━━━━━ RAW DATA ━━━━━

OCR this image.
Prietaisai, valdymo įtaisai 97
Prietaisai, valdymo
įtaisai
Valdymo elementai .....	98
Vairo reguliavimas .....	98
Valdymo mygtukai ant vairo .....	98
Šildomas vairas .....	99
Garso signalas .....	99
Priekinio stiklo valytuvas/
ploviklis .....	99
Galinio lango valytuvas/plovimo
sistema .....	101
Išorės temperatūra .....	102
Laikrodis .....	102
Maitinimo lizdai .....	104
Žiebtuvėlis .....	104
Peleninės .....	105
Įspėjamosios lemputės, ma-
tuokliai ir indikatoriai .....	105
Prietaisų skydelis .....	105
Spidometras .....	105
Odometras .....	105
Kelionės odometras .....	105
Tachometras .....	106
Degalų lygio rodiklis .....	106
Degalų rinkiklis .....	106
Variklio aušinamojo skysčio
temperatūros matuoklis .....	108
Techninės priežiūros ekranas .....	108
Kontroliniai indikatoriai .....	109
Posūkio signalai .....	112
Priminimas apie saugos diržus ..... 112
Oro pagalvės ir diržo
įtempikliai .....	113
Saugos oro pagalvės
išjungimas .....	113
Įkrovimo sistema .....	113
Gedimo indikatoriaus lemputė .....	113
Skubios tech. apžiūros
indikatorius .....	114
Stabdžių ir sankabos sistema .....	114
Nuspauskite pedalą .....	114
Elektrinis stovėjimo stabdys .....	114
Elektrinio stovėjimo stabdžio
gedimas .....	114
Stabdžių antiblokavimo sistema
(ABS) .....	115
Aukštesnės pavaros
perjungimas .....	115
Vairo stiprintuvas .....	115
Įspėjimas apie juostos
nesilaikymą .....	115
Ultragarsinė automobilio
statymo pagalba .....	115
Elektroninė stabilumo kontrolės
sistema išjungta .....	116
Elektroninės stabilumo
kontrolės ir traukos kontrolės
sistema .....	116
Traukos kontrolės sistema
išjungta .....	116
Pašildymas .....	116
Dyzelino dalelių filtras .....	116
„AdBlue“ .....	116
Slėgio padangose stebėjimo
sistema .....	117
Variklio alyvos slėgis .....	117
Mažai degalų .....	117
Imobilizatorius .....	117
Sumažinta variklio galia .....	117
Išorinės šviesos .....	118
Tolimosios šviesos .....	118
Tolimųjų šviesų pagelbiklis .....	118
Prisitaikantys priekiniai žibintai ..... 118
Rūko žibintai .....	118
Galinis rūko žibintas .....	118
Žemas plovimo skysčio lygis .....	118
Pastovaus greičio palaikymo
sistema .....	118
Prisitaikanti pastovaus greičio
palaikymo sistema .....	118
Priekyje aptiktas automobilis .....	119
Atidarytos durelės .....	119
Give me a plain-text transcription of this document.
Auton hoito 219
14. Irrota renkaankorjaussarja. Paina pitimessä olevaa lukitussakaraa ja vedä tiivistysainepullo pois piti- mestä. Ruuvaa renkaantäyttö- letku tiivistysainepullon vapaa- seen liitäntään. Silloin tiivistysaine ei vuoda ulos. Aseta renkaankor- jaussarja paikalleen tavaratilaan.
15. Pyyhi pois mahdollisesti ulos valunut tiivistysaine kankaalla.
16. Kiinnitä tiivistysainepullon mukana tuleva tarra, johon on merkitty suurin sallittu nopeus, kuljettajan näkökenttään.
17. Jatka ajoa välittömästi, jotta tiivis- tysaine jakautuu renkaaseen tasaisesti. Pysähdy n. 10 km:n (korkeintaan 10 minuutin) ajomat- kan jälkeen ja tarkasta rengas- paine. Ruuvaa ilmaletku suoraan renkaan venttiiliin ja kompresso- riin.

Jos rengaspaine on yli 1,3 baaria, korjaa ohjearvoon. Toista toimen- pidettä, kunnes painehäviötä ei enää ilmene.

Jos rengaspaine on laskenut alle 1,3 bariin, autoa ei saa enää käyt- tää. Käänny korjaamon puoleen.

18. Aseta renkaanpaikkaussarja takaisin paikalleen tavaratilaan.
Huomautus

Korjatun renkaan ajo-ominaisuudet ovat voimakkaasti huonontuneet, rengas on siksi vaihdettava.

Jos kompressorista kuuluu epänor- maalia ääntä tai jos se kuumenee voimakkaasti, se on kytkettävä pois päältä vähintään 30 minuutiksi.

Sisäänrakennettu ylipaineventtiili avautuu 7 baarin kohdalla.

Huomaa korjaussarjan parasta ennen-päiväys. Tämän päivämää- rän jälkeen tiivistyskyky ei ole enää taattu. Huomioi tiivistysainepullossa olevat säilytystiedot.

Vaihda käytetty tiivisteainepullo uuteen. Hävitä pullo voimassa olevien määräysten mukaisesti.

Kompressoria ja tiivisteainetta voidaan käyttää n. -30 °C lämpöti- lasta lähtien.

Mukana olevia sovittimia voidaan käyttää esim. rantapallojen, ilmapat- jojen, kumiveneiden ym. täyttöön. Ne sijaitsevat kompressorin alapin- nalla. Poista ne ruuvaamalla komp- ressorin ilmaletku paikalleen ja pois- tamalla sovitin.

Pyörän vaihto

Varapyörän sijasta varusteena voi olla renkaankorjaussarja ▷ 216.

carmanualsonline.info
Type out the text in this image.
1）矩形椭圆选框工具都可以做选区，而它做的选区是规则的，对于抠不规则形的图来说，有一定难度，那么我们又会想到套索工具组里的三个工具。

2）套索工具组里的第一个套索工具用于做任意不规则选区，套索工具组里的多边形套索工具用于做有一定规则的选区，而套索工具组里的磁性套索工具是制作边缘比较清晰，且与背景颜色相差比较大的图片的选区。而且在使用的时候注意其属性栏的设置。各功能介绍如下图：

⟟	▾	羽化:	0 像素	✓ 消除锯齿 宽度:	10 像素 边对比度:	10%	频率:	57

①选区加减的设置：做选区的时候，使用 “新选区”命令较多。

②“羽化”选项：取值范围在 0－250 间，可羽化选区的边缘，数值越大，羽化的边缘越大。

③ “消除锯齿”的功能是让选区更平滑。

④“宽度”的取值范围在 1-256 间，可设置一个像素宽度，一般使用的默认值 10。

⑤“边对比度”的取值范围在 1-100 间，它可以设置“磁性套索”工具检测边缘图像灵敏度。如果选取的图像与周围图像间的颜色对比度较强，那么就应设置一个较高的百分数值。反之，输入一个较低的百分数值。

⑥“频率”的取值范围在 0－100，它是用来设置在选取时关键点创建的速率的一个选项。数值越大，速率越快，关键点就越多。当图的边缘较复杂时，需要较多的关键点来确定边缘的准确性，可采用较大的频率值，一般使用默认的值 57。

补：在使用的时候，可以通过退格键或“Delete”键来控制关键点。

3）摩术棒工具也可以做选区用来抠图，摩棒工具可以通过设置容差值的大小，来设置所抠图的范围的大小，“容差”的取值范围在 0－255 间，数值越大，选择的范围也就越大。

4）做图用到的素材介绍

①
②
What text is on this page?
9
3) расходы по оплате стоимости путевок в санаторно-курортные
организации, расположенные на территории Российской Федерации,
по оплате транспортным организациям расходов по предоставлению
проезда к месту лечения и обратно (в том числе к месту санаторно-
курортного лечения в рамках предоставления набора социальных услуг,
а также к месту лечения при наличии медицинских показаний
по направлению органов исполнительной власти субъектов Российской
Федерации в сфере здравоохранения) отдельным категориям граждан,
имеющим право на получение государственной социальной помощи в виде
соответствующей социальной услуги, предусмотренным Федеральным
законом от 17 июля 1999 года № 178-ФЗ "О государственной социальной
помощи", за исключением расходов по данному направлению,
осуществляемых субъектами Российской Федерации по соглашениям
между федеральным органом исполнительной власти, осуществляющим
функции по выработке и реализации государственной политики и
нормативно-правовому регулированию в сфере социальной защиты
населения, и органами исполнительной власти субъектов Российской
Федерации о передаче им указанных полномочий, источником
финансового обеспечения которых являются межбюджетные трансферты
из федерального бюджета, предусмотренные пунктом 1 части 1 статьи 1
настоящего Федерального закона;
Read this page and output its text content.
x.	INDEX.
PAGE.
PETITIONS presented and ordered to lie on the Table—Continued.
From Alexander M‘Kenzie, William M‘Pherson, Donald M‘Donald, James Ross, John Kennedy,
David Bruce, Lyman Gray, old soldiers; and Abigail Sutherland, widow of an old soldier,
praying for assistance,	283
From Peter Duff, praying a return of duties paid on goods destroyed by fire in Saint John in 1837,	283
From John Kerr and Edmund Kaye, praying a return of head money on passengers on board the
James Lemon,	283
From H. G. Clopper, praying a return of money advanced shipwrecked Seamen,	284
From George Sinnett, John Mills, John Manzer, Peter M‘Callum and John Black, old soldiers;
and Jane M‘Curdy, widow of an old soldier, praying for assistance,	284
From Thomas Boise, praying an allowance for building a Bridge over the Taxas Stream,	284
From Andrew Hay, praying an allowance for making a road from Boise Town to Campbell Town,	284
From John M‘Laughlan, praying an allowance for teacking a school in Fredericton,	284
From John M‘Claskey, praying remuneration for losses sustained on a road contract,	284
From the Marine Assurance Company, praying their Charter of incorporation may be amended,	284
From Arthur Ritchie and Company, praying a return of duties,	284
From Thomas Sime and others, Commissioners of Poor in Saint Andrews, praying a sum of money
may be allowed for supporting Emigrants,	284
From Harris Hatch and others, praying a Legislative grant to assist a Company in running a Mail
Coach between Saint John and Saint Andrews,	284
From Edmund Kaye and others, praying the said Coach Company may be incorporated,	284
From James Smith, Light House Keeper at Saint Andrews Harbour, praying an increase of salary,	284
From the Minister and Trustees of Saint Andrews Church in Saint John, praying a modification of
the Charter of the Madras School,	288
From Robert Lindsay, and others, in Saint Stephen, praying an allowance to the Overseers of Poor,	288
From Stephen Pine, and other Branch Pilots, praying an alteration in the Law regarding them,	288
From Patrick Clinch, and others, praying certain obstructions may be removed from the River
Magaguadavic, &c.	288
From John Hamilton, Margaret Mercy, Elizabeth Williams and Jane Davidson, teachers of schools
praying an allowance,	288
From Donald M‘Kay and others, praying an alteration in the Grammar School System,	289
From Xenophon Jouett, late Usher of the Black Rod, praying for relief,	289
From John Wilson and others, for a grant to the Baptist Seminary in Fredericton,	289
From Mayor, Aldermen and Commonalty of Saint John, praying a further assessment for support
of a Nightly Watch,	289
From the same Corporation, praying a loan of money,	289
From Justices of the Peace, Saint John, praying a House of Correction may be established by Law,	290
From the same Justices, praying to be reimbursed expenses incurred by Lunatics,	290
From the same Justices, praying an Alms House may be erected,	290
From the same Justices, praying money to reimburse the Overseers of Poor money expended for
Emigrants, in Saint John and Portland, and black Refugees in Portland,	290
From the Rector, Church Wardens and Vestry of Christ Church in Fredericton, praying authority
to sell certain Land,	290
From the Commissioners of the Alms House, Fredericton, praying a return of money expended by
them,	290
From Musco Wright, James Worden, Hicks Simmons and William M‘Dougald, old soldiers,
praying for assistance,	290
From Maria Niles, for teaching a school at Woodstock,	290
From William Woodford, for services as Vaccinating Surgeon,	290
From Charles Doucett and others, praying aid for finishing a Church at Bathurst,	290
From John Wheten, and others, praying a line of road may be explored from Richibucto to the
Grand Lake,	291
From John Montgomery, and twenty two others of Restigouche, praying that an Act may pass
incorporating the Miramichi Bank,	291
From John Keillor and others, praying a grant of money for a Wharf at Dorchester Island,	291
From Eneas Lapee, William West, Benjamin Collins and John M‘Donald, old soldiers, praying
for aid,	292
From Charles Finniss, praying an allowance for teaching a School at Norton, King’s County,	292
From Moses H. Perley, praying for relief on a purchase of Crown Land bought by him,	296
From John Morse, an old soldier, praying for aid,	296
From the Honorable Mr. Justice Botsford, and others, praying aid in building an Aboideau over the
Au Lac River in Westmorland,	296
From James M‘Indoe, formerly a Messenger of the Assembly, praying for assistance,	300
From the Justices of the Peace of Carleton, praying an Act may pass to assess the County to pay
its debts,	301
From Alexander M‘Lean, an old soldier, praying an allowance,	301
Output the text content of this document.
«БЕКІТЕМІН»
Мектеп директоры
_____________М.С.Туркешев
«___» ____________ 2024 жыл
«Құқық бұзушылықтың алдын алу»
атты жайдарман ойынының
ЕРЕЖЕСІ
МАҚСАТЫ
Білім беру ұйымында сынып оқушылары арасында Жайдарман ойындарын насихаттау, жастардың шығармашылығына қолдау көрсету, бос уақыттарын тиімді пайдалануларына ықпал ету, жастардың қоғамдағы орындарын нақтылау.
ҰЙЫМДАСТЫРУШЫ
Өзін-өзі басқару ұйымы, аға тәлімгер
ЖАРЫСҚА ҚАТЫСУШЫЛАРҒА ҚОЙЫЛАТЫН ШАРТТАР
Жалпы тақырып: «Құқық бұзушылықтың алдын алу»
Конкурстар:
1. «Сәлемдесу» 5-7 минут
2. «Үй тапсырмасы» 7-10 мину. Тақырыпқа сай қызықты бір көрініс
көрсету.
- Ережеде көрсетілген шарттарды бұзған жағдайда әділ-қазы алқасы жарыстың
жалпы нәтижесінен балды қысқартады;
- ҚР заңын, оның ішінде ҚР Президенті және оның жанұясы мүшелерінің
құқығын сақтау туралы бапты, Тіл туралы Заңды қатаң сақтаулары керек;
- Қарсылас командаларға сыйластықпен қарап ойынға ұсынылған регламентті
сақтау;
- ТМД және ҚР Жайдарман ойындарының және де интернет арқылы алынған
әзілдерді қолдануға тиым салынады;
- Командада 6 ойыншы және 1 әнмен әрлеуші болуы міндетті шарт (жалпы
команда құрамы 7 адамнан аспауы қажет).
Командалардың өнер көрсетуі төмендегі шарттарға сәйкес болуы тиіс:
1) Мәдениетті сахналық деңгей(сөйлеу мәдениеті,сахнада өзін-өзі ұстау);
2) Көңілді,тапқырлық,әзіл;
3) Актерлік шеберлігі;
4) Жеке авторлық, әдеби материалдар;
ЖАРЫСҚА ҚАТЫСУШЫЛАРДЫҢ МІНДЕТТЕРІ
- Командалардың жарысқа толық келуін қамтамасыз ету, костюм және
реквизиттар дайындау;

━━━━━

• **TASK DESCRIPTION**
Report how many lines in the data include the word "sistema", and give nothing but the count.

• **TASK RESPONSE**
10